**Short task**
Extract the rows word for word, starting at the first row and ending at the row that contains "baseline-ytick-label: 90S: [1142, 690, 1191, 720]", with both of those rows included.

**Entries provided**
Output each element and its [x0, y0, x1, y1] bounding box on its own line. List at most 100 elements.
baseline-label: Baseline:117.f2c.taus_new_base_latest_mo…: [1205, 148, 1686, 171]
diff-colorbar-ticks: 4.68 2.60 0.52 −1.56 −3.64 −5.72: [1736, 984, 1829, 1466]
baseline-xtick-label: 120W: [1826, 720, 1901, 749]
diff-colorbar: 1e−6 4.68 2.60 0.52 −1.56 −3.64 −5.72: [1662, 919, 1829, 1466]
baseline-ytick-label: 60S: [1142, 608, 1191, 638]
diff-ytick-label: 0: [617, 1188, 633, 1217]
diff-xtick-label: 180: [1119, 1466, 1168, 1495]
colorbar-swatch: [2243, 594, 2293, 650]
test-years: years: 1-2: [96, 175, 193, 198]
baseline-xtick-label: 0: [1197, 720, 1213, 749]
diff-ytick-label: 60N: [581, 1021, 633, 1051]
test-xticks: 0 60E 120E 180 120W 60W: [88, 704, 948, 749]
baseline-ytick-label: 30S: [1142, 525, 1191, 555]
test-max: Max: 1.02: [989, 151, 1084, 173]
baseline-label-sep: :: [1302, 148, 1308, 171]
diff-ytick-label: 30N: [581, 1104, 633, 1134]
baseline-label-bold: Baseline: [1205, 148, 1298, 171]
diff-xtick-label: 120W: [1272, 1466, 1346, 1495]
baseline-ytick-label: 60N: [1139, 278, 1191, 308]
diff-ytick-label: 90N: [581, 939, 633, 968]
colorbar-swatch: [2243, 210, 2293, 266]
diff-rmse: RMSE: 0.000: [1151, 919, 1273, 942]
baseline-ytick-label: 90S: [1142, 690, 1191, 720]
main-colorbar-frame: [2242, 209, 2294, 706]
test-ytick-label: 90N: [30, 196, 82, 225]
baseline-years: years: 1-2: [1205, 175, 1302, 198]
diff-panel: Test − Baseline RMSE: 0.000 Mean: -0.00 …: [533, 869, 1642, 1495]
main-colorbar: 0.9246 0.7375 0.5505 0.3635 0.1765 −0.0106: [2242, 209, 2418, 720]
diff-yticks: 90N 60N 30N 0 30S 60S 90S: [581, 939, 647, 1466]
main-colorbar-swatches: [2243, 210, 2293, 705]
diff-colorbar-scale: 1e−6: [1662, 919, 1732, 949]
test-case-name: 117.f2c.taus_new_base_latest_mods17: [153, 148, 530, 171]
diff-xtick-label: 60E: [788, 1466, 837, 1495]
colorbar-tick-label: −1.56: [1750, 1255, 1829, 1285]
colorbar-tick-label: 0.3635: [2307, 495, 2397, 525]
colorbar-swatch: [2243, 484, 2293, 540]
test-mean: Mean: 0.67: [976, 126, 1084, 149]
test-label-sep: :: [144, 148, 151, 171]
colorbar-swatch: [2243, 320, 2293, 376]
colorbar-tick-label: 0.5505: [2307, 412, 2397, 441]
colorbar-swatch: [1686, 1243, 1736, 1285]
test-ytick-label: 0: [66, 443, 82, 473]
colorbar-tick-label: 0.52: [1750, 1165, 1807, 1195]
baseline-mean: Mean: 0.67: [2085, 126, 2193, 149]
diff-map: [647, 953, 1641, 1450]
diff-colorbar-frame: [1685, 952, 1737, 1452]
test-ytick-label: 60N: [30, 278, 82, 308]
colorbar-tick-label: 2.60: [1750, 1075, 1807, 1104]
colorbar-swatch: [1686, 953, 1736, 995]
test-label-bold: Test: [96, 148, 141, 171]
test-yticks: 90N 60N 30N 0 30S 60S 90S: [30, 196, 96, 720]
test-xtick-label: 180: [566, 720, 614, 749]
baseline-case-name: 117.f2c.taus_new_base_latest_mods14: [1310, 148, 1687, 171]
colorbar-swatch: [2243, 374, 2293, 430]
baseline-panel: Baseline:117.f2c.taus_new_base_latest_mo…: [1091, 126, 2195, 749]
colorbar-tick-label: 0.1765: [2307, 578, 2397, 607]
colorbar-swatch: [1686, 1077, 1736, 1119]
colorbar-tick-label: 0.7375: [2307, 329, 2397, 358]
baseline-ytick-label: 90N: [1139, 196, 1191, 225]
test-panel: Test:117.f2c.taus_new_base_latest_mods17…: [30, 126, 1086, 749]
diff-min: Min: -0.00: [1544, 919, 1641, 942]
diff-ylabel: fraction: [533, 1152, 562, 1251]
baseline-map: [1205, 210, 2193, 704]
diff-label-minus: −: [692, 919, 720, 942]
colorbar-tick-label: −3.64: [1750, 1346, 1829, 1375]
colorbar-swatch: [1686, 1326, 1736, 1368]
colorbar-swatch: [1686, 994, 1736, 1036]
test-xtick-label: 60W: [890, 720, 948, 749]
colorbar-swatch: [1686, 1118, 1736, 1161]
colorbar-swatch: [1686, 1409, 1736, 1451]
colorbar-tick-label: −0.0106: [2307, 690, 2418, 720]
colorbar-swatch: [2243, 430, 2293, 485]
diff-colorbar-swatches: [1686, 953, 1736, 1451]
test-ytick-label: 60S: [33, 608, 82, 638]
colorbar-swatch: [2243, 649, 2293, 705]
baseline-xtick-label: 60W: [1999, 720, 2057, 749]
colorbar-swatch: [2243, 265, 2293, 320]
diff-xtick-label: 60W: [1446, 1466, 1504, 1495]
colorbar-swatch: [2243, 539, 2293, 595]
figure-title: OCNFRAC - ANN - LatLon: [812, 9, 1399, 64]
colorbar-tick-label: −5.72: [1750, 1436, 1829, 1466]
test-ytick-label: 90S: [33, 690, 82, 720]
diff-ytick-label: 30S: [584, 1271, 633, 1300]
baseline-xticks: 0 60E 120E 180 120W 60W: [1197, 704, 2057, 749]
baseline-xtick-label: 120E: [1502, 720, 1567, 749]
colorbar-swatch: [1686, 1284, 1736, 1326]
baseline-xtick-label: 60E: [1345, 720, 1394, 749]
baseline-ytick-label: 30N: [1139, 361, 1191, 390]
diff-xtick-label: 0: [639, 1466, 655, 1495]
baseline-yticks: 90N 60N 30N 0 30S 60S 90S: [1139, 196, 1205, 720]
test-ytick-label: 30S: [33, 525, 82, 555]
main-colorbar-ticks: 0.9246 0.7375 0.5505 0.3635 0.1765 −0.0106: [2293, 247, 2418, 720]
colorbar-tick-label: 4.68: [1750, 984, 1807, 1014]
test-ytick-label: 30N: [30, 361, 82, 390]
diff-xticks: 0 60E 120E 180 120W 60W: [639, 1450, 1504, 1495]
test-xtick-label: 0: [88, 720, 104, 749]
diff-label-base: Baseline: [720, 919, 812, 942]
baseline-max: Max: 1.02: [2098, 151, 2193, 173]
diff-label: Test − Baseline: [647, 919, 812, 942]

**Finished exercise**
Output each element and its [x0, y0, x1, y1] bounding box on its own line. List at most 100 elements.
baseline-label: Baseline:117.f2c.taus_new_base_latest_mo…: [1205, 148, 1686, 171]
diff-colorbar-ticks: 4.68 2.60 0.52 −1.56 −3.64 −5.72: [1736, 984, 1829, 1466]
baseline-xtick-label: 120W: [1826, 720, 1901, 749]
diff-colorbar: 1e−6 4.68 2.60 0.52 −1.56 −3.64 −5.72: [1662, 919, 1829, 1466]
baseline-ytick-label: 60S: [1142, 608, 1191, 638]
diff-ytick-label: 0: [617, 1188, 633, 1217]
diff-xtick-label: 180: [1119, 1466, 1168, 1495]
colorbar-swatch: [2243, 594, 2293, 650]
test-years: years: 1-2: [96, 175, 193, 198]
baseline-xtick-label: 0: [1197, 720, 1213, 749]
diff-ytick-label: 60N: [581, 1021, 633, 1051]
test-xticks: 0 60E 120E 180 120W 60W: [88, 704, 948, 749]
baseline-ytick-label: 30S: [1142, 525, 1191, 555]
test-max: Max: 1.02: [989, 151, 1084, 173]
baseline-label-sep: :: [1302, 148, 1308, 171]
diff-ytick-label: 30N: [581, 1104, 633, 1134]
baseline-label-bold: Baseline: [1205, 148, 1298, 171]
diff-xtick-label: 120W: [1272, 1466, 1346, 1495]
baseline-ytick-label: 60N: [1139, 278, 1191, 308]
diff-ytick-label: 90N: [581, 939, 633, 968]
colorbar-swatch: [2243, 210, 2293, 266]
diff-rmse: RMSE: 0.000: [1151, 919, 1273, 942]
baseline-ytick-label: 90S: [1142, 690, 1191, 720]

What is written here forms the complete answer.